STATED GOAL >> Gather the lines from the material that contain "машина".

SUPPLIED MATERIAL >>
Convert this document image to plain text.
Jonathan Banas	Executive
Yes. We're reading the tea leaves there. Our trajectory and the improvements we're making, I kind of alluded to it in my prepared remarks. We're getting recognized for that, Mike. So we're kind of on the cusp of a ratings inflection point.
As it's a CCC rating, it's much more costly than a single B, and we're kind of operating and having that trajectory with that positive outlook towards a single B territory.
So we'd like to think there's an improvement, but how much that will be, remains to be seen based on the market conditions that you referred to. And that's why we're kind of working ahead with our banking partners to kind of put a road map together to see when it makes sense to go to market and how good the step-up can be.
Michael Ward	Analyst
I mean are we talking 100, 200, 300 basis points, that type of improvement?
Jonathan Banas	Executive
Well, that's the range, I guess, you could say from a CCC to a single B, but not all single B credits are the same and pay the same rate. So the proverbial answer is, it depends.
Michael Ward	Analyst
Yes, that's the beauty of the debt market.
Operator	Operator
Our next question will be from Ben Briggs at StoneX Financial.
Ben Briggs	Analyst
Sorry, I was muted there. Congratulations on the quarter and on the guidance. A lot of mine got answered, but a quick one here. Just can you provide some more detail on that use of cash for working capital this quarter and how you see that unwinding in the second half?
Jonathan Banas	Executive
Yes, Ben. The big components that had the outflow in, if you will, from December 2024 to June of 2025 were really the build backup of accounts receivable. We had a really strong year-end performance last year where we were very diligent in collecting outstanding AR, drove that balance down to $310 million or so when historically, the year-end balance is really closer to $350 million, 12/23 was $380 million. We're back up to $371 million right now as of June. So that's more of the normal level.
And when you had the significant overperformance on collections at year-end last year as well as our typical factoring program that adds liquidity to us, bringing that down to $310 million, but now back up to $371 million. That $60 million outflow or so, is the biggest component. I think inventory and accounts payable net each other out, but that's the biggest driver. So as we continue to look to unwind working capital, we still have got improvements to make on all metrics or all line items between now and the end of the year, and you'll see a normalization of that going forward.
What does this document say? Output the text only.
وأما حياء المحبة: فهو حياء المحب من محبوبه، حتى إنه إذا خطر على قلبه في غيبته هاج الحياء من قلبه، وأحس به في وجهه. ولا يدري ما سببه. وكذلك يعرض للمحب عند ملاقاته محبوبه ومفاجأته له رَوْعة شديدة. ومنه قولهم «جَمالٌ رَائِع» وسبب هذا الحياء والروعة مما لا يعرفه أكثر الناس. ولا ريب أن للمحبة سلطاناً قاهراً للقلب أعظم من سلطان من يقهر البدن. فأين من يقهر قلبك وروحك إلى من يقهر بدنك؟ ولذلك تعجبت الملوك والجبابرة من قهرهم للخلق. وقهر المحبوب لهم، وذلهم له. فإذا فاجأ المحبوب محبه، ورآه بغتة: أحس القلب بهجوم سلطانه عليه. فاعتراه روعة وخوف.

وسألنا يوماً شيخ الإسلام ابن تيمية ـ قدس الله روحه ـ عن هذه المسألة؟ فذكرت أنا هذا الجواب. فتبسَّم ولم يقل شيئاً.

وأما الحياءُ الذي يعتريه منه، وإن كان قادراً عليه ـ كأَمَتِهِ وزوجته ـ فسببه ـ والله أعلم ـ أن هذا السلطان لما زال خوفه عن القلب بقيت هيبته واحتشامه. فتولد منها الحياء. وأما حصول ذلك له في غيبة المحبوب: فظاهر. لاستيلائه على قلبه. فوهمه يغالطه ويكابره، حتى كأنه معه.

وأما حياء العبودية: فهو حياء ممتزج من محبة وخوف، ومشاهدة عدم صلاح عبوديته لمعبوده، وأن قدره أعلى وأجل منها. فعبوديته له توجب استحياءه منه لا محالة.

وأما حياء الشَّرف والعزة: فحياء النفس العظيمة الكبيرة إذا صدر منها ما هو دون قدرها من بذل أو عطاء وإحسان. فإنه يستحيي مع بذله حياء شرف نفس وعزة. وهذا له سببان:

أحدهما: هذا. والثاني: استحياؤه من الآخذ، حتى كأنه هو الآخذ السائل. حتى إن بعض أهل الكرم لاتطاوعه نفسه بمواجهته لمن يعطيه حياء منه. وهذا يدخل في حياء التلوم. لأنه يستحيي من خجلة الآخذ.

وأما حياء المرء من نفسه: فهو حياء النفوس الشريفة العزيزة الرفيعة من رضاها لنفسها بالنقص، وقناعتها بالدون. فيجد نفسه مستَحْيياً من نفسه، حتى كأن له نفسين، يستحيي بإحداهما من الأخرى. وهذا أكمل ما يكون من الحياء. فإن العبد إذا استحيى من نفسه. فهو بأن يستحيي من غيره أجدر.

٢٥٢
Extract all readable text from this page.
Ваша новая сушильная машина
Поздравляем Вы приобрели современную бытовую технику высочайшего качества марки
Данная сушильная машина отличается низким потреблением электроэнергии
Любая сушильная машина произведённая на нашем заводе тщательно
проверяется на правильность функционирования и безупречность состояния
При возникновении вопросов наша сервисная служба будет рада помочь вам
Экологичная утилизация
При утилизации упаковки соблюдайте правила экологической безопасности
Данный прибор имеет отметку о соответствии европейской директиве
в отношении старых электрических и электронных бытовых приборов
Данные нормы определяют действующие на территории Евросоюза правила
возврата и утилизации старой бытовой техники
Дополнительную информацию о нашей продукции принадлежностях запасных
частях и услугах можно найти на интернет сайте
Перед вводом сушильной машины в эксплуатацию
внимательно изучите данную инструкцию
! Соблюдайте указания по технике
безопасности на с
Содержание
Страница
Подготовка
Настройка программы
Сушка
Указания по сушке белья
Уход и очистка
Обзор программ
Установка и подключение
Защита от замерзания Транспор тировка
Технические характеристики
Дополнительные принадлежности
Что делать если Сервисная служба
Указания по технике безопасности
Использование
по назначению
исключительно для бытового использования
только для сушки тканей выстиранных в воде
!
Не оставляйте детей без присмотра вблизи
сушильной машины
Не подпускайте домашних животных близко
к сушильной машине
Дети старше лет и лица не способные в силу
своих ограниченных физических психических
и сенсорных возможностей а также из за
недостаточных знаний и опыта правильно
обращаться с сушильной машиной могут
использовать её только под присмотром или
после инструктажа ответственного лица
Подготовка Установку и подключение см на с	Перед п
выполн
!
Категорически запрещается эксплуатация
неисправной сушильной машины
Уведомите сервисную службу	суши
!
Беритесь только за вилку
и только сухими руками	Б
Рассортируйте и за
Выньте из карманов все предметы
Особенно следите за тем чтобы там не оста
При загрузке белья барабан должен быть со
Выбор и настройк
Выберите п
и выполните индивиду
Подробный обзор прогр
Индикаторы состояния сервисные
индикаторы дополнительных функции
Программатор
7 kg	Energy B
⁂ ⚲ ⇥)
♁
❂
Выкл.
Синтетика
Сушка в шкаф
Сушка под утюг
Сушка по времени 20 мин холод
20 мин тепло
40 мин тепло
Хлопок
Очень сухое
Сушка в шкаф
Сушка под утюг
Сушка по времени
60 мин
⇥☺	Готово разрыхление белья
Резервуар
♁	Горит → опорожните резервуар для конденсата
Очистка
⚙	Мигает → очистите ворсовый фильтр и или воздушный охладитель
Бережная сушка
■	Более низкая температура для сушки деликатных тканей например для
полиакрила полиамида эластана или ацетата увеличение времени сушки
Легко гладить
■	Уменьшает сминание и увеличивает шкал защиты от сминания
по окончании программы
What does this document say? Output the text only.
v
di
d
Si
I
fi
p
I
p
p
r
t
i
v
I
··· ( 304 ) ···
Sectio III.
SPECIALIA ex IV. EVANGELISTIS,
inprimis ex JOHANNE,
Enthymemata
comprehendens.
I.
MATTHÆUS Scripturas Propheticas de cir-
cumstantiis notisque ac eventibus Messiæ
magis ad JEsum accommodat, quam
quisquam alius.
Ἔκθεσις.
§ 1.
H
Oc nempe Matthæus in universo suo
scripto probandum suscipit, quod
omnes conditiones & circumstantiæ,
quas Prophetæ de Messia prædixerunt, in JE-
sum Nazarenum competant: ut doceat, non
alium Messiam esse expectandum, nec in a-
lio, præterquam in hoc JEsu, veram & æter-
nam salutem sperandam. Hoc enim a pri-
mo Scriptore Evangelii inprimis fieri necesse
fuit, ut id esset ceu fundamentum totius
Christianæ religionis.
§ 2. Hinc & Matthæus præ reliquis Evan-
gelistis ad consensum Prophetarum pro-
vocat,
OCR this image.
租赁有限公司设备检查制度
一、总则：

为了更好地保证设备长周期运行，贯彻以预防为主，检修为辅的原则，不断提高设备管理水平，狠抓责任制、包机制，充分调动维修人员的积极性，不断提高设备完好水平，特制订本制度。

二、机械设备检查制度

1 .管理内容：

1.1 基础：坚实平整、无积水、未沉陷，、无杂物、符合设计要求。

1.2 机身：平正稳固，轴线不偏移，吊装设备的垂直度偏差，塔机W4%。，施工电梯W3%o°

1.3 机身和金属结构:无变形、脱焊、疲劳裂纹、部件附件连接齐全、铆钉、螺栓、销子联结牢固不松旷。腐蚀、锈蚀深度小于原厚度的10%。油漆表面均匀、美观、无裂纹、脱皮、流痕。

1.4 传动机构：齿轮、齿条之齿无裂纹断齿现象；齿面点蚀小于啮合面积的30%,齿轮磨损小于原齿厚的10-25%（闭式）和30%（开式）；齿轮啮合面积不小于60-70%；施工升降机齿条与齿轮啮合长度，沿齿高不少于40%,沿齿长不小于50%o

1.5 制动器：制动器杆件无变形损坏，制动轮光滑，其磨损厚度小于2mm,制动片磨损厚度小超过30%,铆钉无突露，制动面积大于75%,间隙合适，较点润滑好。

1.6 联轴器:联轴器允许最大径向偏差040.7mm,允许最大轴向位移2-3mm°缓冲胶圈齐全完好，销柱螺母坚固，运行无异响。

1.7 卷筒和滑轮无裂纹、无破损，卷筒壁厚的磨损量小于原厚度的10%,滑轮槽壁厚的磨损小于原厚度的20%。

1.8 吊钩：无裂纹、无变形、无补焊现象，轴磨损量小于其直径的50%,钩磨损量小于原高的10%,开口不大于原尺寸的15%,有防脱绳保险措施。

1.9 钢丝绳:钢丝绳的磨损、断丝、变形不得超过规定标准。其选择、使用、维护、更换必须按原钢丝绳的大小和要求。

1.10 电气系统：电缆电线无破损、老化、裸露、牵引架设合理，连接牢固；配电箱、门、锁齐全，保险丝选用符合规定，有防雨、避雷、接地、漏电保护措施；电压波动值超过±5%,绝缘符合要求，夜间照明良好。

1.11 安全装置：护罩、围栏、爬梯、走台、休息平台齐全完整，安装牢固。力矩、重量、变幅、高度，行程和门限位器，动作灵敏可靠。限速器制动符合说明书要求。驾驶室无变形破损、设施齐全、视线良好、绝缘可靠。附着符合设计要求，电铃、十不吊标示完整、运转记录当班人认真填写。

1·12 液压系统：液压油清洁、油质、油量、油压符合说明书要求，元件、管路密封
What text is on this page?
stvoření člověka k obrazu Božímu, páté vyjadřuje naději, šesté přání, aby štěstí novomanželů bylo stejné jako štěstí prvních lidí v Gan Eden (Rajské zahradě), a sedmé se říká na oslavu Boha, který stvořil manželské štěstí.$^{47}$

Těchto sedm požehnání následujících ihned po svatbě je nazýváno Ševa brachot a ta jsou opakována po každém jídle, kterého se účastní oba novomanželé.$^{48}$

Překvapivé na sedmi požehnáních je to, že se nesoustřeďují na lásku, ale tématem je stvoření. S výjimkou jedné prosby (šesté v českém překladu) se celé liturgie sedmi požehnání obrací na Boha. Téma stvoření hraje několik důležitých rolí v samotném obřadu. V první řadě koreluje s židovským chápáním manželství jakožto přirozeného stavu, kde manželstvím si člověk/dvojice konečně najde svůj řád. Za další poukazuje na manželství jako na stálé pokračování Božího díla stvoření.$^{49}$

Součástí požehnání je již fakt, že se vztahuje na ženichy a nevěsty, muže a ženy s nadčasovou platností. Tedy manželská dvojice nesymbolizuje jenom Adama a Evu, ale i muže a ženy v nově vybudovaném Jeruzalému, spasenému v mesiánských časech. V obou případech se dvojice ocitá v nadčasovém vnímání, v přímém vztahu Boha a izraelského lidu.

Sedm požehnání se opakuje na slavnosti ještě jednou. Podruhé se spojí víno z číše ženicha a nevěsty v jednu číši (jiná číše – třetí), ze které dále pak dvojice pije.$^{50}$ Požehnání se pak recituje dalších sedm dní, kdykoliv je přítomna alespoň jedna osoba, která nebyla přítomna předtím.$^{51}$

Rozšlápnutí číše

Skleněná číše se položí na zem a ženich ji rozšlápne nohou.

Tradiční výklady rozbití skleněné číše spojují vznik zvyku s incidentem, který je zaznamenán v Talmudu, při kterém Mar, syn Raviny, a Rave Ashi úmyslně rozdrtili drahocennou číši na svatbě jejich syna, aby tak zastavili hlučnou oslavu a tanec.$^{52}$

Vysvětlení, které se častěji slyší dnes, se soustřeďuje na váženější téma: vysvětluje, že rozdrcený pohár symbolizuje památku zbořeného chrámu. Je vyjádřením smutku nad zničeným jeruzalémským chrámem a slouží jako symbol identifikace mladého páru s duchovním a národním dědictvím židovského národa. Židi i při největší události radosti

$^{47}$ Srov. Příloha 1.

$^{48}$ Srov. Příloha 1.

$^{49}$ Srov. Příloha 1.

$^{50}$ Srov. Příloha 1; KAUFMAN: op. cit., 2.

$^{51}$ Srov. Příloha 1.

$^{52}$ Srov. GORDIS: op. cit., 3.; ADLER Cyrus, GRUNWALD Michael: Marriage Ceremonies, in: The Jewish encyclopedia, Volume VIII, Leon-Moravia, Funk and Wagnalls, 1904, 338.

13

RESULT OF THE TASK >>
Ваша новая сушильная машина
Данная сушильная машина отличается низким потреблением электроэнергии
Любая сушильная машина произведённая на нашем заводе тщательно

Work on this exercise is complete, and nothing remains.